* _Reading text_:
---
20 Year Fixed Term/Replacing Tracker

Rossies

Registered User
Messages
12
Could I ask for some advice also. On a boi tracker at 1.25%. 178k outstanding on mortgage with 20 years left. LTV 60%. Thinking of switching to final 20 year fixed rate. 2.5%. Will cost €100 extra per month. Both of us are public servants. We like the idea of fixing having enjoyed the tracker. Thanks for reading this.
 
If your tracker stayed at 1.25% for the next 20 years (which it won't), you would pay €23k in interest.

If you went with Avant's 7-year fixed rate at 1.95%, and and they offered that rate for the following 13 years (which they won't), you'd pay €37k in interest over the 20 years.

If Avant's 10-year fixed rate of 2.1% lasted for 20 years, you'd pay €40k in interest.

If you went with Finance Ireland's 20-year fixed rate at 2.5%, you would pay €48k in interest (and your monthly repayment would increase by €105). They are apparently offering €1,500 cashback to people who switch to them before the end of March but I can't find much info about this.

The 20-year fixed rate at 2.5% seems like expensive insurance to me, but ultimately it comes down to your risk appetite – how much extra interest are you willing to pay for the security of a longer fixed rate?

If you think you'll be in a position to make fairly large overpayments in the next few years, then fixing for 20 years kind of seems like a waste, because if you make overpayments while keeping your monthly payment the same, you'll clear your mortgage in less than 20 years.
 
@Rossies - could you post a bit more detail about your overall financial and personal circumstances in case there are other factors that are relevant to this decision? On the face of it, and - I think - in common with @Paul F, fixing for 20 years seems misguidedly overly conservative to me based on the basic info posted so far. But I could be wrong if there are other factors pushing you towards fixing long term.
 
Last edited:
Another way of looking at this is that 2.5% is an excellent rate by historic standards, so it depends how much you like to gamble.

Having said that, your point about 2.1% 10 year fix is well made. If the posters are able to overpay (and Avant has a generous overpayment facility for fixed rates) then the mortgage amount outstanding after 10 years may be reduced to the extent where the effect of higher interest rates in 10 years time may be reduced to an acceptable level.
 
Thanks for all the helpful comments. Our personal circumstances are ok. Two civil servants in permanent pensionable jobs. When we started on the tracker in 2007 repayments were 1300 per month. Now they are 837 which is manageable. We fear the repayments going up again with interest rate increases. Rather than that happening we were thinking about refixing and at least we know even at an extra €100 per month over 20 years we could manage that. I wouldn't consider myself overly Conservative but we pay everything together 50 50 and have a good system in place that allows for a decent life style. We will only have one child for college in 10 years.
 
@Rossies Be cautious of switching away from the tracker too soon. The ECB seems to be reluctant to put up rates too quickly or by too much in case it kills off the economic recovery. Of course, this stuff is all crystal ball gazing, so be cautious of taking advice from forums too
 
Last edited:
Always a trade off between certainty and security.
---
* _Data listing_:
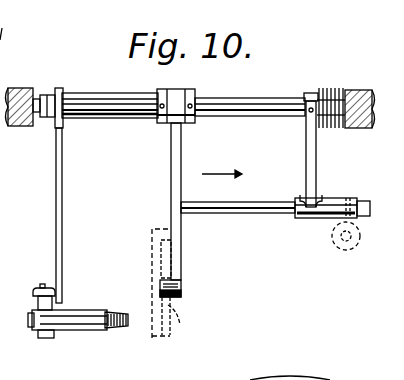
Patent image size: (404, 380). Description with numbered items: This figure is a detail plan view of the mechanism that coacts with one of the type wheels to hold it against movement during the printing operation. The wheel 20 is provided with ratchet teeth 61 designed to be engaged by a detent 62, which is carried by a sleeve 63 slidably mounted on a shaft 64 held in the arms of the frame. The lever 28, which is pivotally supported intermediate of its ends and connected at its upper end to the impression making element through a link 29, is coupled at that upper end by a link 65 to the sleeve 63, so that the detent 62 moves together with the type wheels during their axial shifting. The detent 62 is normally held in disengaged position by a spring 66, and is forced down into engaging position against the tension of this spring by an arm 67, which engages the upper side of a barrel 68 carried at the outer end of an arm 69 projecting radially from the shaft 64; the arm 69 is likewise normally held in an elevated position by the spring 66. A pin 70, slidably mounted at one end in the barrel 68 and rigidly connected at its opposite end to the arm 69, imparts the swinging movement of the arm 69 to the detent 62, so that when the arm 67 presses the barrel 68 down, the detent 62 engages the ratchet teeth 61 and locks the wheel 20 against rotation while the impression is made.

The wheel 20 is at (156, 338).
The lever 28 is at (112, 313).
The link 29 is at (78, 323).
The ratchet teeth 61 is at (171, 325).
The detent 62 is at (178, 279).
The sleeve 63 is at (100, 101).
The shaft 64 is at (240, 100).
The link 65 is at (65, 193).
The spring 66 is at (321, 89).
The arm 67 is at (358, 190).
The barrel 68 is at (333, 198).
The arm 69 is at (170, 187).
The pin 70 is at (257, 214).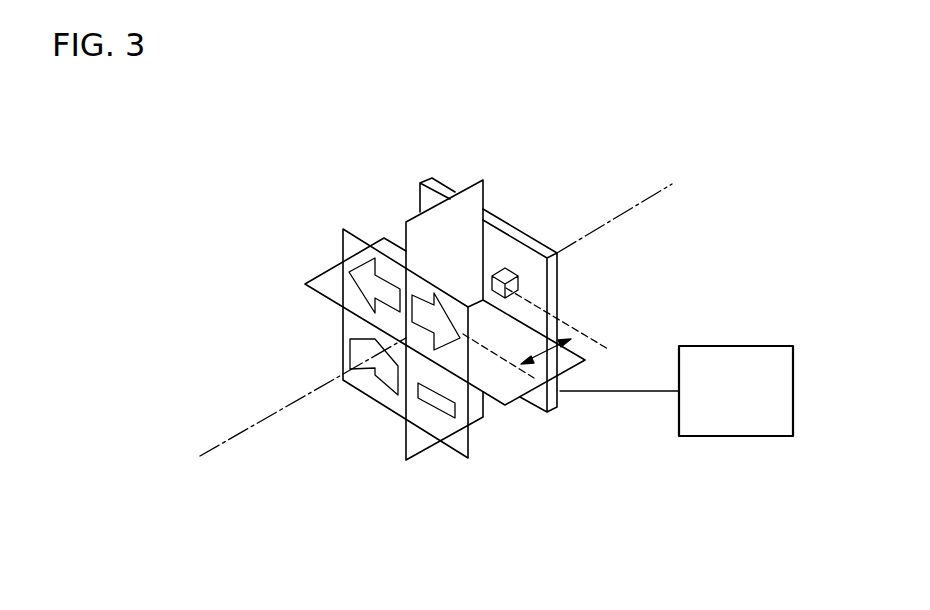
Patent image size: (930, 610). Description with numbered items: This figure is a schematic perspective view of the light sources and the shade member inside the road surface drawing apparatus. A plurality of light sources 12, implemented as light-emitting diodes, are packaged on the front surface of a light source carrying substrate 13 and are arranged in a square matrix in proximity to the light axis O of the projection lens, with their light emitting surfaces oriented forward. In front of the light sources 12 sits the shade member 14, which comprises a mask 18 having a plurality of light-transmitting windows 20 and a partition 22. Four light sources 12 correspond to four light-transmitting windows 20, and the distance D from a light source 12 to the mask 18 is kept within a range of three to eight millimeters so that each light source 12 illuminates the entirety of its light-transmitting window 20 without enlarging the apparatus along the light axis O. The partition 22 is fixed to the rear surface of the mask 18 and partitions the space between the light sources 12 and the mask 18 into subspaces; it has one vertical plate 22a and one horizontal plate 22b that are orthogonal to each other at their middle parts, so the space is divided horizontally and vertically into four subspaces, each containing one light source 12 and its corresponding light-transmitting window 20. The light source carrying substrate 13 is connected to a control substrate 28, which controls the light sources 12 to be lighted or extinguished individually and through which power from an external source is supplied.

The light source 12 is at (504, 268).
The light source carrying substrate 13 is at (528, 313).
The shade member 14 is at (355, 219).
The mask 18 is at (418, 287).
The light-transmitting window 20 is at (430, 322).
The partition 22 is at (578, 553).
The vertical plate 22a is at (418, 445).
The horizontal plate 22b is at (513, 390).
The control substrate 28 is at (736, 437).
The distance D is at (540, 360).
The light axis O is at (230, 447).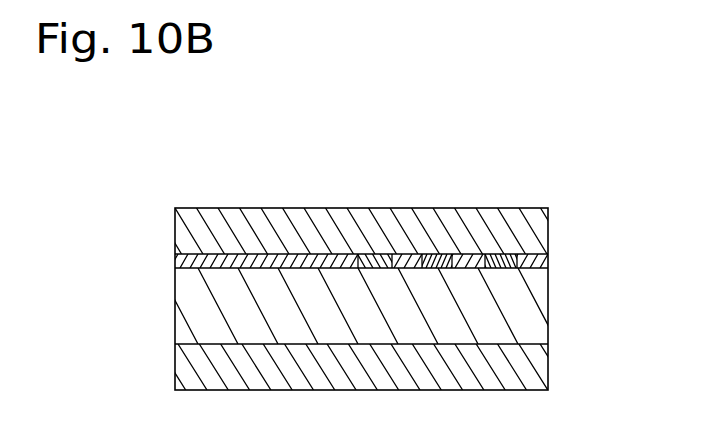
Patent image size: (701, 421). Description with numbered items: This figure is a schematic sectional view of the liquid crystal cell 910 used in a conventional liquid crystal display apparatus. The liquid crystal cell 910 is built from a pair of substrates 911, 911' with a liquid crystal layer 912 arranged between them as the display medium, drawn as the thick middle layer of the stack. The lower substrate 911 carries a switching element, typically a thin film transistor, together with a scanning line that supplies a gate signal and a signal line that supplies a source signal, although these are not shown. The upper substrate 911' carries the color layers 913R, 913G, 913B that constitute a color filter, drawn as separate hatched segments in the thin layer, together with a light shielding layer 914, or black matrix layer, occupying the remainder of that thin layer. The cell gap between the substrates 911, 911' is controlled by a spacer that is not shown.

The liquid crystal cell 910 is at (554, 61).
The substrate 911 is at (394, 367).
The substrate 911' is at (397, 231).
The liquid crystal layer 912 is at (532, 310).
The color layer 913R is at (374, 256).
The color layer 913G is at (435, 256).
The color layer 913B is at (502, 256).
The light shielding layer 914 is at (269, 256).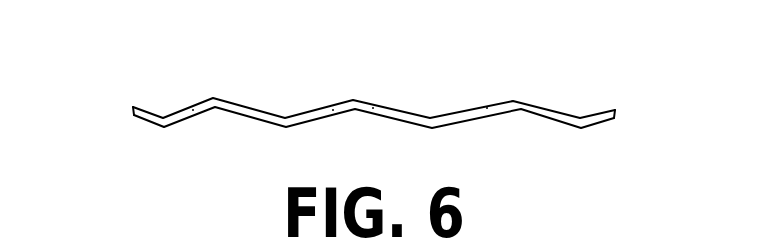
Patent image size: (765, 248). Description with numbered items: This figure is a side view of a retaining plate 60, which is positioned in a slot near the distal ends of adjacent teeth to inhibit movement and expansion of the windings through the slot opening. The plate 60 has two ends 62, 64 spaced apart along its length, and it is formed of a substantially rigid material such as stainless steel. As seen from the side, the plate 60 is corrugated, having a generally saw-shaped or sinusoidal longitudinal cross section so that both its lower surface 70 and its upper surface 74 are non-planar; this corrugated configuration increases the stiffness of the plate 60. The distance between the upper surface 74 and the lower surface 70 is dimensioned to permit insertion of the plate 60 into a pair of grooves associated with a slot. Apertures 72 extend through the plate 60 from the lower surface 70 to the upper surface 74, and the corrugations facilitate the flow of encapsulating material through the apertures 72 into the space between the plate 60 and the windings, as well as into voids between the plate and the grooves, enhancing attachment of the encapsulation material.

The retaining plate 60 is at (372, 98).
The end 62 is at (129, 109).
The end 64 is at (617, 113).
The lower surface 70 is at (263, 124).
The apertures 72 is at (236, 110).
The upper surface 74 is at (252, 110).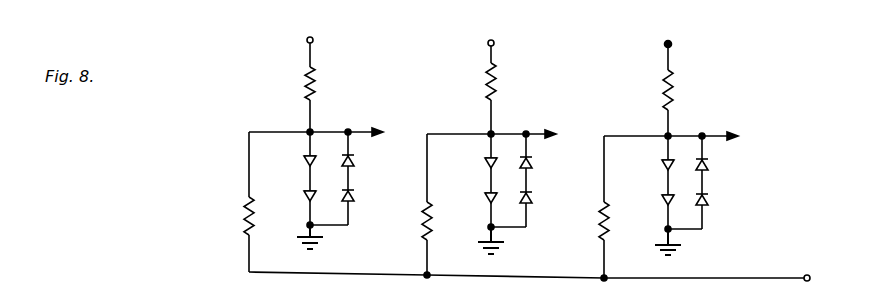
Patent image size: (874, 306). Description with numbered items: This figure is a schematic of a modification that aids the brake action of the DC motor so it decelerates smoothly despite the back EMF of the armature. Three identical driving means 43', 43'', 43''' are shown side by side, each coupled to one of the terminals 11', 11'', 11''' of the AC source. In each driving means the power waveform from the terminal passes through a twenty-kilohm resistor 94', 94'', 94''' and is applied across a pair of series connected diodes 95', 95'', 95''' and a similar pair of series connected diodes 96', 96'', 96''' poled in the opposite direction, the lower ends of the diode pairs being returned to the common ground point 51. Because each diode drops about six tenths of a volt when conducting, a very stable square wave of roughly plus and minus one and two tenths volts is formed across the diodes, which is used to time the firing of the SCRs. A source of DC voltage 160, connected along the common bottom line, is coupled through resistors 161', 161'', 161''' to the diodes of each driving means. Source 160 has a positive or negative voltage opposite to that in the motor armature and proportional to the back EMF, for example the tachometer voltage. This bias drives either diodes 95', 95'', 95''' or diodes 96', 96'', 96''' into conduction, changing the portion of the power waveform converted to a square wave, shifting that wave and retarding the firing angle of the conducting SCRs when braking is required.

The terminal 11' is at (330, 27).
The resistor 94' is at (334, 81).
The driving means 43' is at (316, 112).
The series connected diodes 95' is at (289, 184).
The series connected diodes 96' is at (368, 177).
The resistor 161' is at (212, 216).
The terminal 11'' is at (515, 40).
The resistor 94'' is at (516, 81).
The driving means 43'' is at (495, 115).
The series connected diodes 95'' is at (467, 192).
The series connected diodes 96'' is at (546, 177).
The resistor 161'' is at (392, 226).
The terminal 11''' is at (696, 40).
The resistor 94''' is at (694, 90).
The driving means 43''' is at (679, 122).
The series connected diodes 95''' is at (645, 194).
The series connected diodes 96''' is at (727, 182).
The resistor 161''' is at (570, 227).
The ground 51 is at (300, 237).
The source of DC voltage 160 is at (830, 256).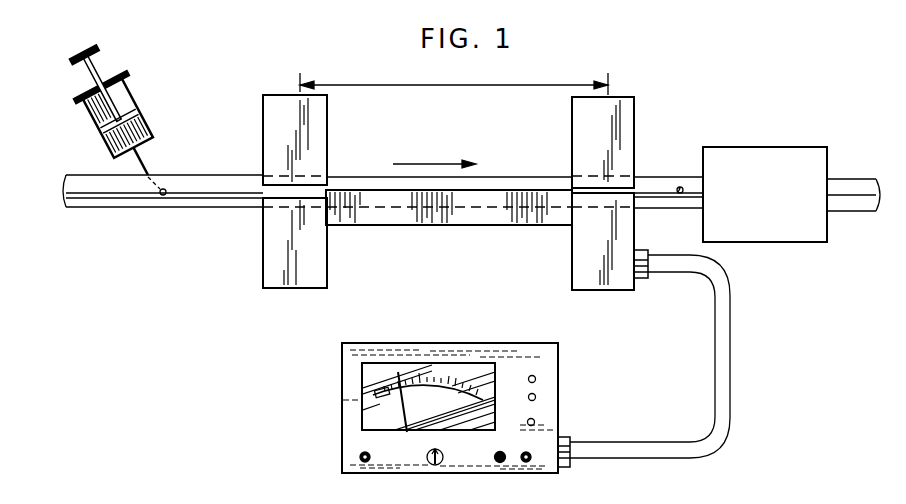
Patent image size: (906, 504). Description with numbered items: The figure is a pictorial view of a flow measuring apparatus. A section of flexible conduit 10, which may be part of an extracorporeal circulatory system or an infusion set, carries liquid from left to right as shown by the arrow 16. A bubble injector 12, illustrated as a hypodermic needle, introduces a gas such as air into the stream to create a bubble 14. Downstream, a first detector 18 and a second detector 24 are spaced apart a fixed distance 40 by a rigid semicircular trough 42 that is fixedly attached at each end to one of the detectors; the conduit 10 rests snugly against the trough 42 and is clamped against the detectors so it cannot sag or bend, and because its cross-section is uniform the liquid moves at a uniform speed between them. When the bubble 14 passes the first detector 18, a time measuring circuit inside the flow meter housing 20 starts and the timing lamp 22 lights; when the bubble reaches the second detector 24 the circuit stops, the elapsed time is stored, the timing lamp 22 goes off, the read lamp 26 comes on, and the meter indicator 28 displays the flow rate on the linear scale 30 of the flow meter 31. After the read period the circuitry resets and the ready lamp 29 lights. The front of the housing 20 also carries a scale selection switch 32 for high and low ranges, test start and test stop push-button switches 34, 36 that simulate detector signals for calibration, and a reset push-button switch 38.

The conduit section 10 is at (183, 175).
The bubble injector 12 is at (135, 103).
The bubble 14 is at (162, 196).
The arrow 16 is at (420, 160).
The first detector 18 is at (263, 238).
The flow meter housing 20 is at (422, 343).
The timing lamp 22 is at (536, 397).
The second detector 24 is at (572, 258).
The read lamp 26 is at (535, 422).
The meter indicator 28 is at (392, 412).
The ready lamp 29 is at (536, 379).
The linear scale 30 is at (744, 147).
The flow meter 31 is at (398, 366).
The scale selection switch 32 is at (435, 466).
The test start push-button switch 34 is at (500, 464).
The test stop push-button switch 36 is at (527, 463).
The reset push-button switch 38 is at (365, 463).
The fixed distance 40 is at (446, 87).
The rigid semicircular trough 42 is at (418, 228).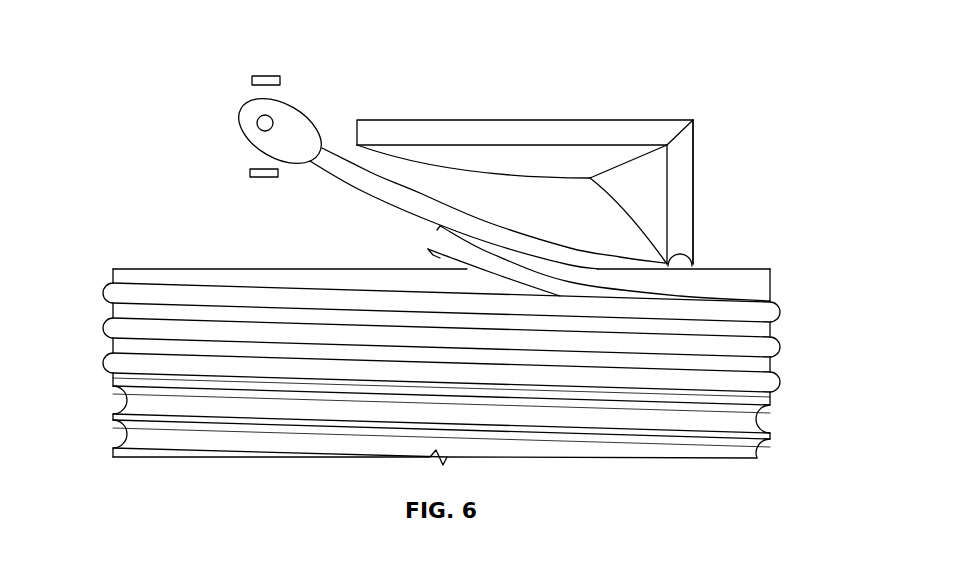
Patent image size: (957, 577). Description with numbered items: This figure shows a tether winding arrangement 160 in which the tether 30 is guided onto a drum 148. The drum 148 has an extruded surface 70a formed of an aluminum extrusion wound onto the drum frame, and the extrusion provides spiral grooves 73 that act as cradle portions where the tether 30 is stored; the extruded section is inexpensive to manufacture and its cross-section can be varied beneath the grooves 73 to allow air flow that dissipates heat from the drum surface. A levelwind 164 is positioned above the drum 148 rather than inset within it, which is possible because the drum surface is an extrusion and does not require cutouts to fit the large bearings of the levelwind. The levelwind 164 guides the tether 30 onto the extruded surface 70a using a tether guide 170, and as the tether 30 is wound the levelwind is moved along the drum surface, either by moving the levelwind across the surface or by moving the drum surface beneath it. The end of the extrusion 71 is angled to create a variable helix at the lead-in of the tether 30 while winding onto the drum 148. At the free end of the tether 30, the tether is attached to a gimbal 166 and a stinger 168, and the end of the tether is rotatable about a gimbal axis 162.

The actuator assembly 160 is at (148, 36).
The gimbal axis 162 is at (257, 125).
The levelwind 164 is at (585, 160).
The gimbal 166 is at (265, 76).
The stinger 168 is at (321, 143).
The tether guide 170 is at (697, 260).
The drum 148 is at (742, 224).
The extruded surface 70a is at (771, 280).
The end of the extrusion 71 is at (428, 255).
The spiral grooves 73 is at (773, 372).
The tether 30 is at (778, 384).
---
* _Required tasks_:
**a)** In the mortgage thread, what were the monthly repayments when the tracker started in 2007?
**b)** List every interest rate given as a percentage in the mortgage thread.
**c)** Please copy the mortgage thread from "If you went with Avant's" up to and including "the 20 years.".
The rows come from a separate source.

* _Solved problems_:
**a)** 1300 per month.

**b)** 1.25%, 1.95%, 2.1%, 2.5%

**c)**
If you went with Avant's 7-year fixed rate at 1.95%, and and they offered that rate for the following 13 years (which they won't), you'd pay €37k in interest over the 20 years.